(Dataset listings of figures)

-- START --

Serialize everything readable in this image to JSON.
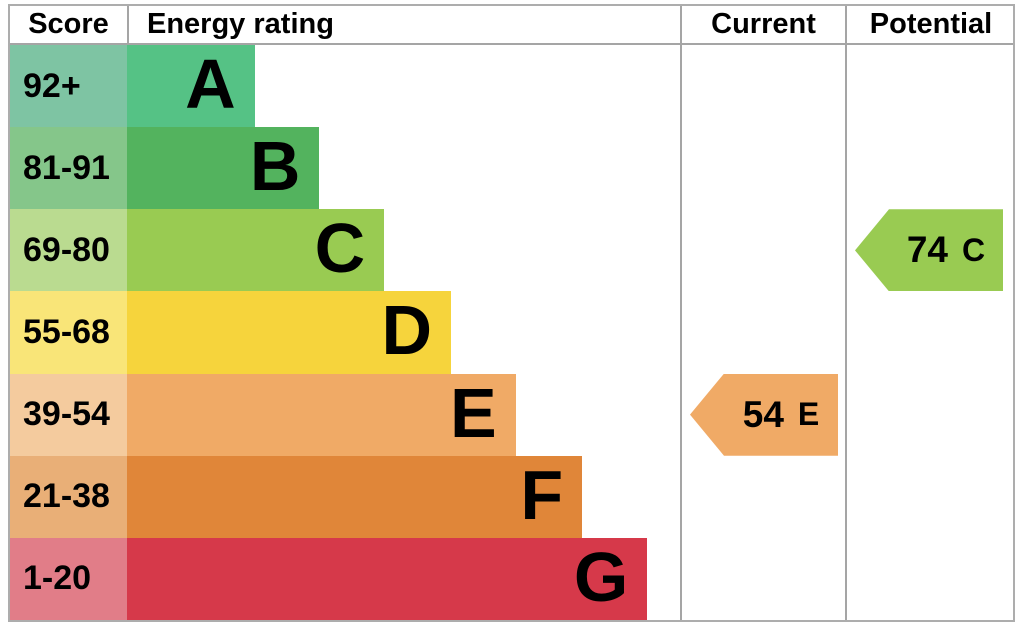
{
  "chart_data": {
    "type": "bar",
    "subtype": "energy-performance-certificate-rating",
    "orientation": "horizontal",
    "columns": {
      "score": "Score",
      "energy_rating": "Energy rating",
      "current": "Current",
      "potential": "Potential"
    },
    "bands": [
      {
        "letter": "A",
        "score_range": "92+",
        "bar_color": "#55c285",
        "score_cell_color": "#7ec4a3",
        "bar_width_pct": 23.1
      },
      {
        "letter": "B",
        "score_range": "81-91",
        "bar_color": "#53b35e",
        "score_cell_color": "#85c68a",
        "bar_width_pct": 34.8
      },
      {
        "letter": "C",
        "score_range": "69-80",
        "bar_color": "#99cb52",
        "score_cell_color": "#badb90",
        "bar_width_pct": 46.5
      },
      {
        "letter": "D",
        "score_range": "55-68",
        "bar_color": "#f6d43c",
        "score_cell_color": "#f9e578",
        "bar_width_pct": 58.6
      },
      {
        "letter": "E",
        "score_range": "39-54",
        "bar_color": "#f0aa66",
        "score_cell_color": "#f4cb9e",
        "bar_width_pct": 70.3
      },
      {
        "letter": "F",
        "score_range": "21-38",
        "bar_color": "#e08639",
        "score_cell_color": "#e9af77",
        "bar_width_pct": 82.3
      },
      {
        "letter": "G",
        "score_range": "1-20",
        "bar_color": "#d6394a",
        "score_cell_color": "#e17d88",
        "bar_width_pct": 94.1
      }
    ],
    "current": {
      "value": "54",
      "letter": "E",
      "arrow_color": "#f0aa66",
      "band": "E"
    },
    "potential": {
      "value": "74",
      "letter": "C",
      "arrow_color": "#99cb52",
      "band": "C"
    }
  },
  "colors": {
    "border": "#adadad",
    "background": "#ffffff",
    "text": "#000000"
  }
}
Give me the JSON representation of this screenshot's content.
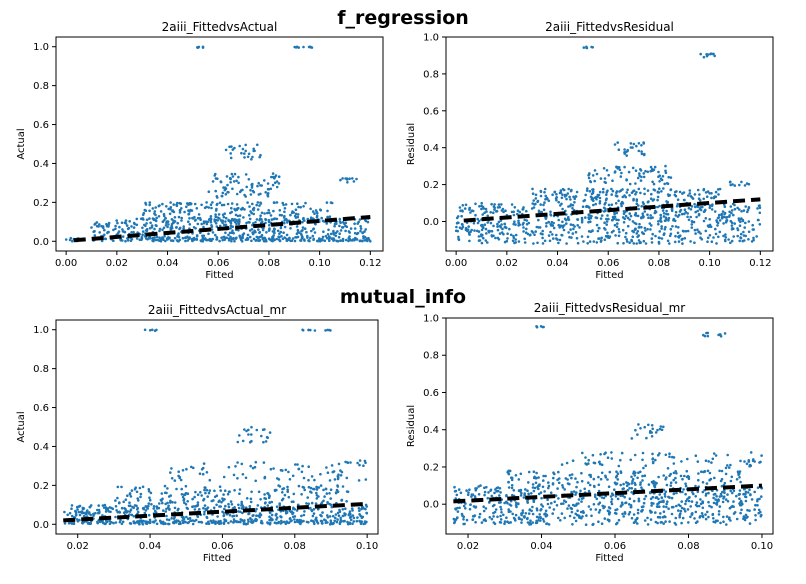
{
  "sections": [
    {
      "title": "f_regression"
    },
    {
      "title": "mutual_info"
    }
  ],
  "colors": {
    "points": "#1f77b4",
    "trend": "#000000"
  },
  "chart_data": [
    {
      "type": "scatter",
      "title": "2aiii_FittedvsActual",
      "xlabel": "Fitted",
      "ylabel": "Actual",
      "xlim": [
        -0.004,
        0.125
      ],
      "ylim": [
        -0.05,
        1.05
      ],
      "xticks": [
        0.0,
        0.02,
        0.04,
        0.06,
        0.08,
        0.1,
        0.12
      ],
      "yticks": [
        0.0,
        0.2,
        0.4,
        0.6,
        0.8,
        1.0
      ],
      "xtick_labels": [
        "0.00",
        "0.02",
        "0.04",
        "0.06",
        "0.08",
        "0.10",
        "0.12"
      ],
      "ytick_labels": [
        "0.0",
        "0.2",
        "0.4",
        "0.6",
        "0.8",
        "1.0"
      ],
      "trend_line": {
        "x": [
          0.003,
          0.12
        ],
        "y": [
          0.005,
          0.125
        ]
      },
      "clusters": [
        {
          "x": [
            0.0,
            0.12
          ],
          "y": [
            0.0,
            0.02
          ],
          "n": 260
        },
        {
          "x": [
            0.01,
            0.12
          ],
          "y": [
            0.02,
            0.12
          ],
          "n": 420
        },
        {
          "x": [
            0.03,
            0.105
          ],
          "y": [
            0.1,
            0.2
          ],
          "n": 220
        },
        {
          "x": [
            0.056,
            0.085
          ],
          "y": [
            0.22,
            0.35
          ],
          "n": 80
        },
        {
          "x": [
            0.062,
            0.078
          ],
          "y": [
            0.42,
            0.5
          ],
          "n": 24
        },
        {
          "x": [
            0.05,
            0.054
          ],
          "y": [
            0.995,
            1.0
          ],
          "n": 6
        },
        {
          "x": [
            0.09,
            0.098
          ],
          "y": [
            0.995,
            1.0
          ],
          "n": 10
        },
        {
          "x": [
            0.108,
            0.116
          ],
          "y": [
            0.3,
            0.33
          ],
          "n": 10
        }
      ]
    },
    {
      "type": "scatter",
      "title": "2aiii_FittedvsResidual",
      "xlabel": "Fitted",
      "ylabel": "Residual",
      "xlim": [
        -0.004,
        0.125
      ],
      "ylim": [
        -0.16,
        1.0
      ],
      "xticks": [
        0.0,
        0.02,
        0.04,
        0.06,
        0.08,
        0.1,
        0.12
      ],
      "yticks": [
        0.0,
        0.2,
        0.4,
        0.6,
        0.8,
        1.0
      ],
      "xtick_labels": [
        "0.00",
        "0.02",
        "0.04",
        "0.06",
        "0.08",
        "0.10",
        "0.12"
      ],
      "ytick_labels": [
        "0.0",
        "0.2",
        "0.4",
        "0.6",
        "0.8",
        "1.0"
      ],
      "trend_line": {
        "x": [
          0.003,
          0.12
        ],
        "y": [
          0.005,
          0.12
        ]
      },
      "clusters": [
        {
          "x": [
            0.0,
            0.12
          ],
          "y": [
            -0.12,
            0.0
          ],
          "n": 380
        },
        {
          "x": [
            0.0,
            0.12
          ],
          "y": [
            0.0,
            0.1
          ],
          "n": 360
        },
        {
          "x": [
            0.03,
            0.105
          ],
          "y": [
            0.1,
            0.18
          ],
          "n": 180
        },
        {
          "x": [
            0.052,
            0.085
          ],
          "y": [
            0.2,
            0.3
          ],
          "n": 70
        },
        {
          "x": [
            0.062,
            0.078
          ],
          "y": [
            0.35,
            0.43
          ],
          "n": 24
        },
        {
          "x": [
            0.05,
            0.054
          ],
          "y": [
            0.94,
            0.95
          ],
          "n": 6
        },
        {
          "x": [
            0.095,
            0.102
          ],
          "y": [
            0.89,
            0.91
          ],
          "n": 10
        },
        {
          "x": [
            0.108,
            0.116
          ],
          "y": [
            0.19,
            0.22
          ],
          "n": 10
        }
      ]
    },
    {
      "type": "scatter",
      "title": "2aiii_FittedvsActual_mr",
      "xlabel": "Fitted",
      "ylabel": "Actual",
      "xlim": [
        0.014,
        0.103
      ],
      "ylim": [
        -0.05,
        1.05
      ],
      "xticks": [
        0.02,
        0.04,
        0.06,
        0.08,
        0.1
      ],
      "yticks": [
        0.0,
        0.2,
        0.4,
        0.6,
        0.8,
        1.0
      ],
      "xtick_labels": [
        "0.02",
        "0.04",
        "0.06",
        "0.08",
        "0.10"
      ],
      "ytick_labels": [
        "0.0",
        "0.2",
        "0.4",
        "0.6",
        "0.8",
        "1.0"
      ],
      "trend_line": {
        "x": [
          0.016,
          0.1
        ],
        "y": [
          0.02,
          0.105
        ]
      },
      "clusters": [
        {
          "x": [
            0.016,
            0.1
          ],
          "y": [
            0.0,
            0.02
          ],
          "n": 240
        },
        {
          "x": [
            0.016,
            0.1
          ],
          "y": [
            0.02,
            0.1
          ],
          "n": 380
        },
        {
          "x": [
            0.03,
            0.095
          ],
          "y": [
            0.1,
            0.2
          ],
          "n": 200
        },
        {
          "x": [
            0.045,
            0.1
          ],
          "y": [
            0.22,
            0.32
          ],
          "n": 80
        },
        {
          "x": [
            0.064,
            0.074
          ],
          "y": [
            0.42,
            0.5
          ],
          "n": 20
        },
        {
          "x": [
            0.038,
            0.042
          ],
          "y": [
            0.995,
            1.0
          ],
          "n": 5
        },
        {
          "x": [
            0.082,
            0.09
          ],
          "y": [
            0.995,
            1.0
          ],
          "n": 10
        },
        {
          "x": [
            0.094,
            0.1
          ],
          "y": [
            0.31,
            0.33
          ],
          "n": 8
        }
      ]
    },
    {
      "type": "scatter",
      "title": "2aiii_FittedvsResidual_mr",
      "xlabel": "Fitted",
      "ylabel": "Residual",
      "xlim": [
        0.014,
        0.103
      ],
      "ylim": [
        -0.16,
        1.0
      ],
      "xticks": [
        0.02,
        0.04,
        0.06,
        0.08,
        0.1
      ],
      "yticks": [
        0.0,
        0.2,
        0.4,
        0.6,
        0.8,
        1.0
      ],
      "xtick_labels": [
        "0.02",
        "0.04",
        "0.06",
        "0.08",
        "0.10"
      ],
      "ytick_labels": [
        "0.0",
        "0.2",
        "0.4",
        "0.6",
        "0.8",
        "1.0"
      ],
      "trend_line": {
        "x": [
          0.016,
          0.1
        ],
        "y": [
          0.015,
          0.1
        ]
      },
      "clusters": [
        {
          "x": [
            0.016,
            0.1
          ],
          "y": [
            -0.11,
            0.0
          ],
          "n": 360
        },
        {
          "x": [
            0.016,
            0.1
          ],
          "y": [
            0.0,
            0.1
          ],
          "n": 340
        },
        {
          "x": [
            0.03,
            0.095
          ],
          "y": [
            0.1,
            0.18
          ],
          "n": 160
        },
        {
          "x": [
            0.045,
            0.1
          ],
          "y": [
            0.19,
            0.28
          ],
          "n": 70
        },
        {
          "x": [
            0.064,
            0.074
          ],
          "y": [
            0.35,
            0.43
          ],
          "n": 20
        },
        {
          "x": [
            0.038,
            0.042
          ],
          "y": [
            0.95,
            0.96
          ],
          "n": 5
        },
        {
          "x": [
            0.084,
            0.09
          ],
          "y": [
            0.9,
            0.92
          ],
          "n": 10
        },
        {
          "x": [
            0.094,
            0.1
          ],
          "y": [
            0.2,
            0.23
          ],
          "n": 8
        }
      ]
    }
  ]
}
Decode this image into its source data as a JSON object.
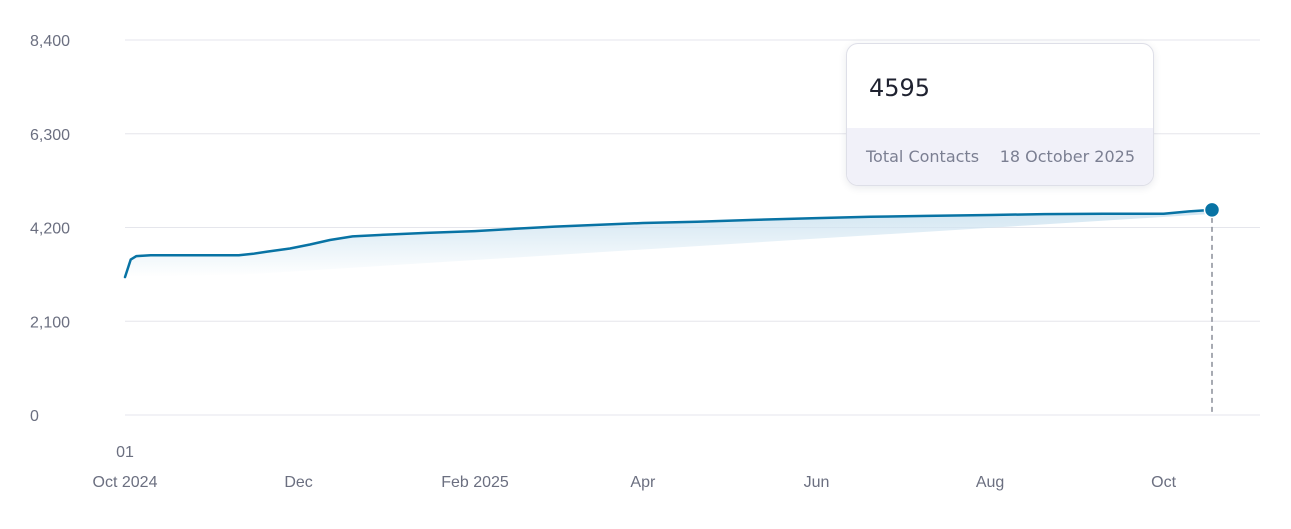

-- END --

Aim — Look through the data above. Copy every line with the string "rating" in it.

Final result —
    "subtype": "energy-performance-certificate-rating",
      "energy_rating": "Energy rating",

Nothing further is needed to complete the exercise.